§ Exercise objective: Reproduce the entries exactly.

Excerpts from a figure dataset
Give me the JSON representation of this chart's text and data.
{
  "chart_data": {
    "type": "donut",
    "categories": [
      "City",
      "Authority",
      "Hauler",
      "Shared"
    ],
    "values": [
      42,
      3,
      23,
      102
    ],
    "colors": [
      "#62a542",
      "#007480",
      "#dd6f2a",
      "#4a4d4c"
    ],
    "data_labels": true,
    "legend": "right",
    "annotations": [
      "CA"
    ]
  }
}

§ Completed task:
Give me the JSON representation of this chart's text and data.
{
  "chart_data": {
    "type": "donut",
    "categories": [
      "City",
      "Authority",
      "Hauler",
      "Shared"
    ],
    "values": [
      42,
      3,
      23,
      102
    ],
    "colors": [
      "#62a542",
      "#007480",
      "#dd6f2a",
      "#4a4d4c"
    ],
    "data_labels": true,
    "legend": "right",
    "annotations": [
      "CA"
    ]
  }
}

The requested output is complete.